EXERCISE DIRECTIONS — From the entries that follow, pick out all lines holding "date".

═══ DATASET EXTRACT ═══

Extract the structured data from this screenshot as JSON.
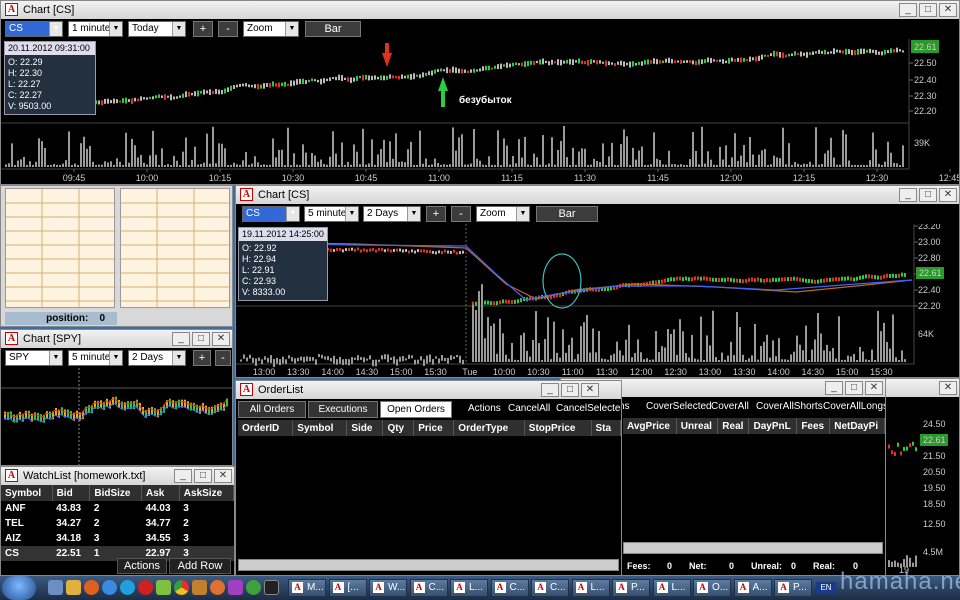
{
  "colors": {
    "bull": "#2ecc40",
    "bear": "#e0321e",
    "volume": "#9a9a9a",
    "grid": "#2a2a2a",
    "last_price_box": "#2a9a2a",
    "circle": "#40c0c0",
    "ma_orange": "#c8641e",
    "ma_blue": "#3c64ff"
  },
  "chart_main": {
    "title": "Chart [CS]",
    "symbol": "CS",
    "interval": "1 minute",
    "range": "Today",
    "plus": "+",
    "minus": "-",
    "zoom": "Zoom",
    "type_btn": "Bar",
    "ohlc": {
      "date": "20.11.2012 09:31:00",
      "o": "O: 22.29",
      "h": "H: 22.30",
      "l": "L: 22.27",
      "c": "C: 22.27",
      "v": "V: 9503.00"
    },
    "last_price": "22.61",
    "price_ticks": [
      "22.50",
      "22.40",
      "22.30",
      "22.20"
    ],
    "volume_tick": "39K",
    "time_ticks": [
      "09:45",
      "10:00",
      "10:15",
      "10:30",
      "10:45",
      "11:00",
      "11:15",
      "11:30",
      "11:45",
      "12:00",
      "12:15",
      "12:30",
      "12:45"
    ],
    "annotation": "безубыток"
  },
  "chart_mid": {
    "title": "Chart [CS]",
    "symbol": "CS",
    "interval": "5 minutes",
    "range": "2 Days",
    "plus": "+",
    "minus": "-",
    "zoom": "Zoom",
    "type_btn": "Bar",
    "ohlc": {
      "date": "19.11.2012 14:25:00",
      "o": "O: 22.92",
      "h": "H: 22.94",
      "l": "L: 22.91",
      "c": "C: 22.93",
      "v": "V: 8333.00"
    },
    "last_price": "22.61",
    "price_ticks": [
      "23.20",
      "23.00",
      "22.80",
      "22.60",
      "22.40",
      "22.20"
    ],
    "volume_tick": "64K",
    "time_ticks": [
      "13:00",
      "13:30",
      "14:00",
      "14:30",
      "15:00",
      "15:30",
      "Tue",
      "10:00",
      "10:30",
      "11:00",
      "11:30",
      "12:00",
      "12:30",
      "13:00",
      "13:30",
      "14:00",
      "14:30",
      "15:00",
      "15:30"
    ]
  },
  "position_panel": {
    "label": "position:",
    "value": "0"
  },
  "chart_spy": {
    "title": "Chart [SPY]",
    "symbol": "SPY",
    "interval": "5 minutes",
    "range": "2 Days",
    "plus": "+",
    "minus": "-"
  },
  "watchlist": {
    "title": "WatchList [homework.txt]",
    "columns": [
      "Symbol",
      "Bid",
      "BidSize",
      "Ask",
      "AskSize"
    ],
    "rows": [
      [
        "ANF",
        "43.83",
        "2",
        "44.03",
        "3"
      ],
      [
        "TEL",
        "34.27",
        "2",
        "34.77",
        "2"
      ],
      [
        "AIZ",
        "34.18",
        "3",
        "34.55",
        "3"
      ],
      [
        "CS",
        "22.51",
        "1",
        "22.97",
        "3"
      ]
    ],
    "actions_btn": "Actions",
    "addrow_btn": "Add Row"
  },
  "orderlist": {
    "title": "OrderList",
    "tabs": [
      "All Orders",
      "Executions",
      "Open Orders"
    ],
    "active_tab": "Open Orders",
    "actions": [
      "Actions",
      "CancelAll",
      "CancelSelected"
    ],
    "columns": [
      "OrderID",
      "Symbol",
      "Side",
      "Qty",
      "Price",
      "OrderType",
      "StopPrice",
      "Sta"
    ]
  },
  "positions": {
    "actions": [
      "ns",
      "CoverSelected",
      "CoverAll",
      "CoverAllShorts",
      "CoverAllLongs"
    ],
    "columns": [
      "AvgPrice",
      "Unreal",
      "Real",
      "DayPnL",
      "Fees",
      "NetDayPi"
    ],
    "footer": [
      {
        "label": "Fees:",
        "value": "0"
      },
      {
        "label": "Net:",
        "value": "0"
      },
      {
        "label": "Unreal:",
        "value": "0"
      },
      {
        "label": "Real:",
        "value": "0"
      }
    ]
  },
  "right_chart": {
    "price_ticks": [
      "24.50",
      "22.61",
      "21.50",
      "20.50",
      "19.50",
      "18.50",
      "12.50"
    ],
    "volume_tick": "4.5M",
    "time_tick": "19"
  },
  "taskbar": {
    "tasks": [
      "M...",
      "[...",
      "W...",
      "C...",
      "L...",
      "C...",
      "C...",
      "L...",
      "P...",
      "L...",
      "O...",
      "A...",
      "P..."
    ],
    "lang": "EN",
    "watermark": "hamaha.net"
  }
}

═══

SOLUTION TO THIS PROBLEM —
      "date": "20.11.2012 09:31:00",
      "date": "19.11.2012 14:25:00",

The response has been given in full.